• **Information given**:
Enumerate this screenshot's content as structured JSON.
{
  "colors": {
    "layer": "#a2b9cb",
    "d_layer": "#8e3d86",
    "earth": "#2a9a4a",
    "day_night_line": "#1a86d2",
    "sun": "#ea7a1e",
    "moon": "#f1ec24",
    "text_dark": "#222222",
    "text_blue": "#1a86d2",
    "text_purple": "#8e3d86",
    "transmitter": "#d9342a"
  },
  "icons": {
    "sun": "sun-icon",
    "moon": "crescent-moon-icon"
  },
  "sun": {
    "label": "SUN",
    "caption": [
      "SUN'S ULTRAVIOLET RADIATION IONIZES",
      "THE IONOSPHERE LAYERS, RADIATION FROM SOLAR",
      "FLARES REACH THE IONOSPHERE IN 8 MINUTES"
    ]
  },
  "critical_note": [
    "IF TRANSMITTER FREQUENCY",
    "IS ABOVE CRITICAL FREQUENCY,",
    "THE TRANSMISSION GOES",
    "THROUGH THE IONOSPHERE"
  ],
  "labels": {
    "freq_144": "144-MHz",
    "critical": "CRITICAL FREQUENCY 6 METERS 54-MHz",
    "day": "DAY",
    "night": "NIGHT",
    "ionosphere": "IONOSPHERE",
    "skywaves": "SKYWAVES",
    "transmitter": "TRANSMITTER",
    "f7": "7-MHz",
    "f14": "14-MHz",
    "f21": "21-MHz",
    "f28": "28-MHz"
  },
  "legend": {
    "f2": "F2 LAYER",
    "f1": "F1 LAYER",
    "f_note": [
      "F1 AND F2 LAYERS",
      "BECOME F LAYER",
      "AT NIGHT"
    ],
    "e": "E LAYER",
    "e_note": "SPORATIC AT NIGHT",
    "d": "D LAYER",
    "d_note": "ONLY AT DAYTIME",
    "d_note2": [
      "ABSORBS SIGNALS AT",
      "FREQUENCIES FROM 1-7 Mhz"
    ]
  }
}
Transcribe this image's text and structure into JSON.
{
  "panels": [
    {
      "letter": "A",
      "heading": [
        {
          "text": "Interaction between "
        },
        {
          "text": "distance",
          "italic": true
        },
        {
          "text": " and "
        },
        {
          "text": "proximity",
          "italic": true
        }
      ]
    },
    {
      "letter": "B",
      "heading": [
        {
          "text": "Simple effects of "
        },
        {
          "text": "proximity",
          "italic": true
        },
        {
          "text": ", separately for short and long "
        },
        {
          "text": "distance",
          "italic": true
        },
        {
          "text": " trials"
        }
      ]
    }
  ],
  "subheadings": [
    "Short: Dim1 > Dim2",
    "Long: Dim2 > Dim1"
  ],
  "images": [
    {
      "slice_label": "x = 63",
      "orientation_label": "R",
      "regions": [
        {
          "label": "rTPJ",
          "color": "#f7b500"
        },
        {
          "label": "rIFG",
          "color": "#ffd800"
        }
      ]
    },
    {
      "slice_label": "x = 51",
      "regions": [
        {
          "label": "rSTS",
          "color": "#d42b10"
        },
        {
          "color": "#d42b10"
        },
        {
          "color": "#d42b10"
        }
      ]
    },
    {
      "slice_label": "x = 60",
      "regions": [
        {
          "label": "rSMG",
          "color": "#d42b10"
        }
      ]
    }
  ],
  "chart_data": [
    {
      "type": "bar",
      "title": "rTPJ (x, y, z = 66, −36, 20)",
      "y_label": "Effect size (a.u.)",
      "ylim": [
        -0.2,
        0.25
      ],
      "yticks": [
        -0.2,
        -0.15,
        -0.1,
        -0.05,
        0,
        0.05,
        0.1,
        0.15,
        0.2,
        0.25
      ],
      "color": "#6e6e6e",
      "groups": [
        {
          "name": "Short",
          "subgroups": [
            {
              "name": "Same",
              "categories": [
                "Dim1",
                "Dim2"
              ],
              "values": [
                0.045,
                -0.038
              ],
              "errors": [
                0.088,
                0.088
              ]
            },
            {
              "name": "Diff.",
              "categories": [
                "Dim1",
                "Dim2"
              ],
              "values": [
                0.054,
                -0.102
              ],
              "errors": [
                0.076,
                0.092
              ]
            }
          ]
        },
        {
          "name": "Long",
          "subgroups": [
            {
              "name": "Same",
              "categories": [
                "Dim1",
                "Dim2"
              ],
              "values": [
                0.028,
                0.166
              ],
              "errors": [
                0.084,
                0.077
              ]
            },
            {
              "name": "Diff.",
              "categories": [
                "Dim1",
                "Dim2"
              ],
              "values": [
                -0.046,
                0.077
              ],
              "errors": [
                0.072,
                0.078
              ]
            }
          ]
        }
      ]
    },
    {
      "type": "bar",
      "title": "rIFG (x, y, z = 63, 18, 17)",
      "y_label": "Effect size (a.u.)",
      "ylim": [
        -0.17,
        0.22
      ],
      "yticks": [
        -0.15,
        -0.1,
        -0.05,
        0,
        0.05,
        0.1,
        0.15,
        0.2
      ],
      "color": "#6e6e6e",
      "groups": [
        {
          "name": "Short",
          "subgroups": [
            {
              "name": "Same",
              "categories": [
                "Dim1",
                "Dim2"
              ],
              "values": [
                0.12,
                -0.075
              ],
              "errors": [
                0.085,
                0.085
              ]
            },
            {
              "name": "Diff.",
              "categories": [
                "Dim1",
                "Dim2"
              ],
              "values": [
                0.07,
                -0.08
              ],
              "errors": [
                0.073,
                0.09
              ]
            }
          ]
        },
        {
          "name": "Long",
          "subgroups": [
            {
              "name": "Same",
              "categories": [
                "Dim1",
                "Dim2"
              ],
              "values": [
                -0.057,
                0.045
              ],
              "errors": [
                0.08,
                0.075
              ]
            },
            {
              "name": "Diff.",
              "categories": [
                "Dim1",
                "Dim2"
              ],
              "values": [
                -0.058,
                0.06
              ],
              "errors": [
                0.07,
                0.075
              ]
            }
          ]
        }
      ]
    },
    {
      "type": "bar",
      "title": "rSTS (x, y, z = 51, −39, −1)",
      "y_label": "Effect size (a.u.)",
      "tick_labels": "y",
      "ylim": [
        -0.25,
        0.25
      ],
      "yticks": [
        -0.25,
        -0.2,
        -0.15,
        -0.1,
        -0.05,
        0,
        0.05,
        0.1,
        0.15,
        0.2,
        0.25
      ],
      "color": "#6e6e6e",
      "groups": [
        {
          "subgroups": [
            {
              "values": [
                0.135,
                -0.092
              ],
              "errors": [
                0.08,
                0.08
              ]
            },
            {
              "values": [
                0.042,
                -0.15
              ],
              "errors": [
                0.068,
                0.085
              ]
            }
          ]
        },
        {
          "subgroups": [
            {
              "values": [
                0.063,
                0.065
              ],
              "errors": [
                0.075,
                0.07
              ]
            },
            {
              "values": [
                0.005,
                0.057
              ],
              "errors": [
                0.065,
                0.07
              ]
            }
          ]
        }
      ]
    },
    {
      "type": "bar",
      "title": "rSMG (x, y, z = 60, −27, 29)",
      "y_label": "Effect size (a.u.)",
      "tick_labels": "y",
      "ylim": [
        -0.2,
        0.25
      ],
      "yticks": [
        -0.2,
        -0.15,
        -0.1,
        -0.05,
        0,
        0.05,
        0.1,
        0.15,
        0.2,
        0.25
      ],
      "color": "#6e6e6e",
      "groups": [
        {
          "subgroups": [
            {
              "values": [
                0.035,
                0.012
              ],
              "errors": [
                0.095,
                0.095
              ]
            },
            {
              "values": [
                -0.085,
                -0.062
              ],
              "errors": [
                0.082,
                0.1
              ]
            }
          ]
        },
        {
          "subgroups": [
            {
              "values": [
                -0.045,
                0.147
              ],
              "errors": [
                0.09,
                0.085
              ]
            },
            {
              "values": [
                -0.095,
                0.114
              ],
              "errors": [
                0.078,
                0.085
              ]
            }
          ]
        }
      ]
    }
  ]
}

• **Exercise aim**:
All lines holding the word "IONOSPHERE" should be picked out and copied.

• **Full response**:
      "THE IONOSPHERE LAYERS, RADIATION FROM SOLAR",
      "FLARES REACH THE IONOSPHERE IN 8 MINUTES"
    "THROUGH THE IONOSPHERE"
    "ionosphere": "IONOSPHERE",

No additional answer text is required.